PROBLEM DESCRIPTION
Provide nothing beyond the count of lines that include the string "true".

::::::

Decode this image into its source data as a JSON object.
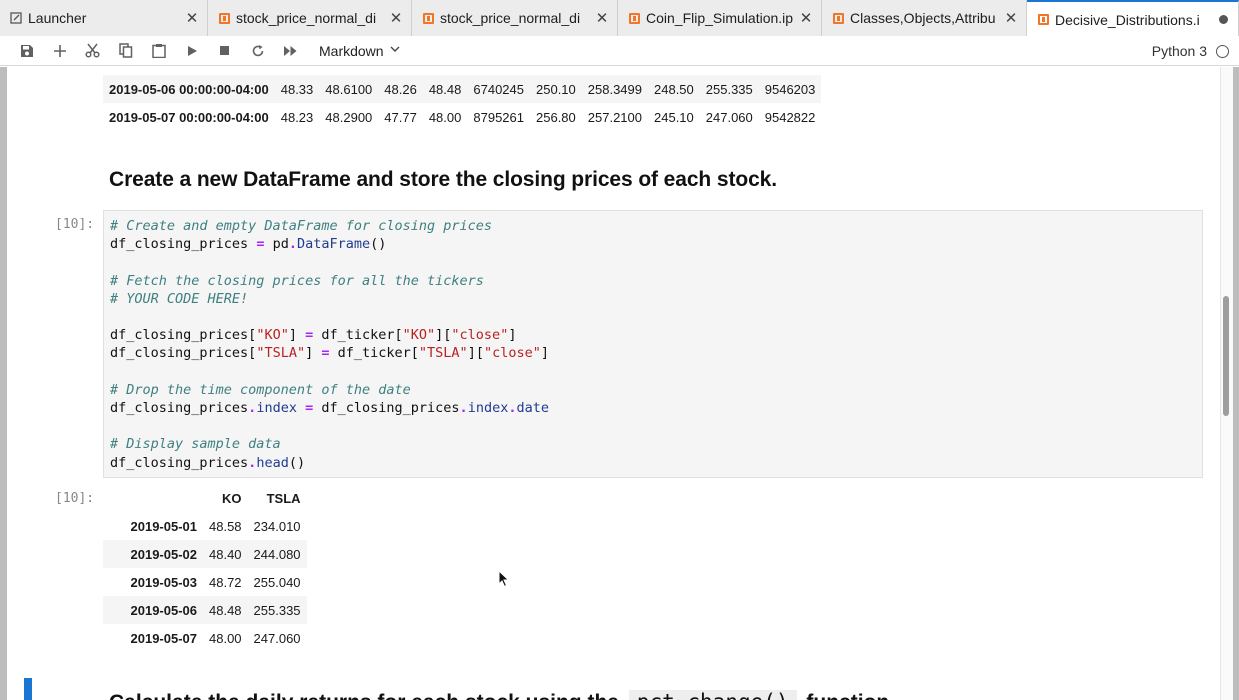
{
  "tabs": [
    {
      "label": "Launcher",
      "icon": "launcher-icon",
      "suffix": "close"
    },
    {
      "label": "stock_price_normal_di",
      "icon": "notebook-icon",
      "suffix": "close"
    },
    {
      "label": "stock_price_normal_di",
      "icon": "notebook-icon",
      "suffix": "close"
    },
    {
      "label": "Coin_Flip_Simulation.ip",
      "icon": "notebook-icon",
      "suffix": "close"
    },
    {
      "label": "Classes,Objects,Attribu",
      "icon": "notebook-icon",
      "suffix": "close"
    },
    {
      "label": "Decisive_Distributions.i",
      "icon": "notebook-icon",
      "suffix": "unsaved-dot",
      "active": true
    }
  ],
  "toolbar": {
    "buttons": [
      "save-icon",
      "add-cell-icon",
      "cut-icon",
      "copy-icon",
      "paste-icon",
      "run-icon",
      "stop-icon",
      "restart-icon",
      "fast-forward-icon"
    ],
    "cell_type": "Markdown",
    "kernel": "Python 3"
  },
  "previous_output": {
    "rows": [
      {
        "index": "2019-05-06 00:00:00-04:00",
        "values": [
          "48.33",
          "48.6100",
          "48.26",
          "48.48",
          "6740245",
          "250.10",
          "258.3499",
          "248.50",
          "255.335",
          "9546203"
        ]
      },
      {
        "index": "2019-05-07 00:00:00-04:00",
        "values": [
          "48.23",
          "48.2900",
          "47.77",
          "48.00",
          "8795261",
          "256.80",
          "257.2100",
          "245.10",
          "247.060",
          "9542822"
        ]
      }
    ]
  },
  "markdown_heading": "Create a new DataFrame and store the closing prices of each stock.",
  "code_cell": {
    "prompt": "[10]:",
    "lines": [
      "# Create and empty DataFrame for closing prices",
      "df_closing_prices = pd.DataFrame()",
      "",
      "# Fetch the closing prices for all the tickers",
      "# YOUR CODE HERE!",
      "",
      "df_closing_prices[\"KO\"] = df_ticker[\"KO\"][\"close\"]",
      "df_closing_prices[\"TSLA\"] = df_ticker[\"TSLA\"][\"close\"]",
      "",
      "# Drop the time component of the date",
      "df_closing_prices.index = df_closing_prices.index.date",
      "",
      "# Display sample data",
      "df_closing_prices.head()"
    ]
  },
  "output_cell": {
    "prompt": "[10]:",
    "columns": [
      "",
      "KO",
      "TSLA"
    ],
    "rows": [
      {
        "date": "2019-05-01",
        "KO": "48.58",
        "TSLA": "234.010"
      },
      {
        "date": "2019-05-02",
        "KO": "48.40",
        "TSLA": "244.080"
      },
      {
        "date": "2019-05-03",
        "KO": "48.72",
        "TSLA": "255.040"
      },
      {
        "date": "2019-05-06",
        "KO": "48.48",
        "TSLA": "255.335"
      },
      {
        "date": "2019-05-07",
        "KO": "48.00",
        "TSLA": "247.060"
      }
    ]
  },
  "next_markdown": {
    "before": "Calculate the daily returns for each stock using the",
    "code": "pct_change()",
    "after": "function"
  }
}
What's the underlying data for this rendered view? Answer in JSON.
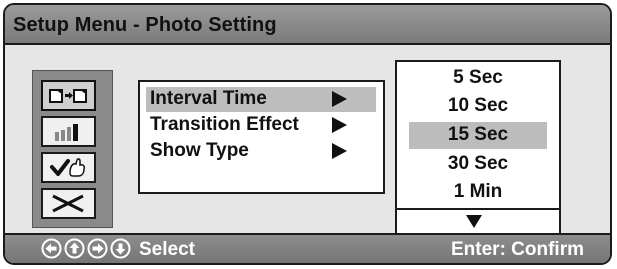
{
  "window": {
    "title": "Setup Menu - Photo Setting"
  },
  "sidebar": {
    "icons": [
      {
        "name": "photo-transition-icon",
        "selected": true
      },
      {
        "name": "bar-levels-icon",
        "selected": false
      },
      {
        "name": "checkmark-hand-icon",
        "selected": false
      },
      {
        "name": "close-x-icon",
        "selected": false
      }
    ]
  },
  "submenu": {
    "items": [
      {
        "label": "Interval Time",
        "highlighted": true
      },
      {
        "label": "Transition Effect",
        "highlighted": false
      },
      {
        "label": "Show Type",
        "highlighted": false
      }
    ]
  },
  "options": {
    "items": [
      {
        "label": "5 Sec",
        "selected": false
      },
      {
        "label": "10 Sec",
        "selected": false
      },
      {
        "label": "15 Sec",
        "selected": true
      },
      {
        "label": "30 Sec",
        "selected": false
      },
      {
        "label": "1 Min",
        "selected": false
      }
    ],
    "more_indicator": "scroll-down-arrow-icon"
  },
  "footer": {
    "nav_icons": [
      "left-arrow-icon",
      "up-arrow-icon",
      "right-arrow-icon",
      "down-arrow-icon"
    ],
    "select_label": "Select",
    "confirm_label": "Enter: Confirm"
  },
  "colors": {
    "titlebar": "#8a8a8a",
    "panel_bg": "#e6e6e6",
    "highlight": "#bdbdbd",
    "footer_text": "#ffffff"
  }
}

::::::

RESULT
4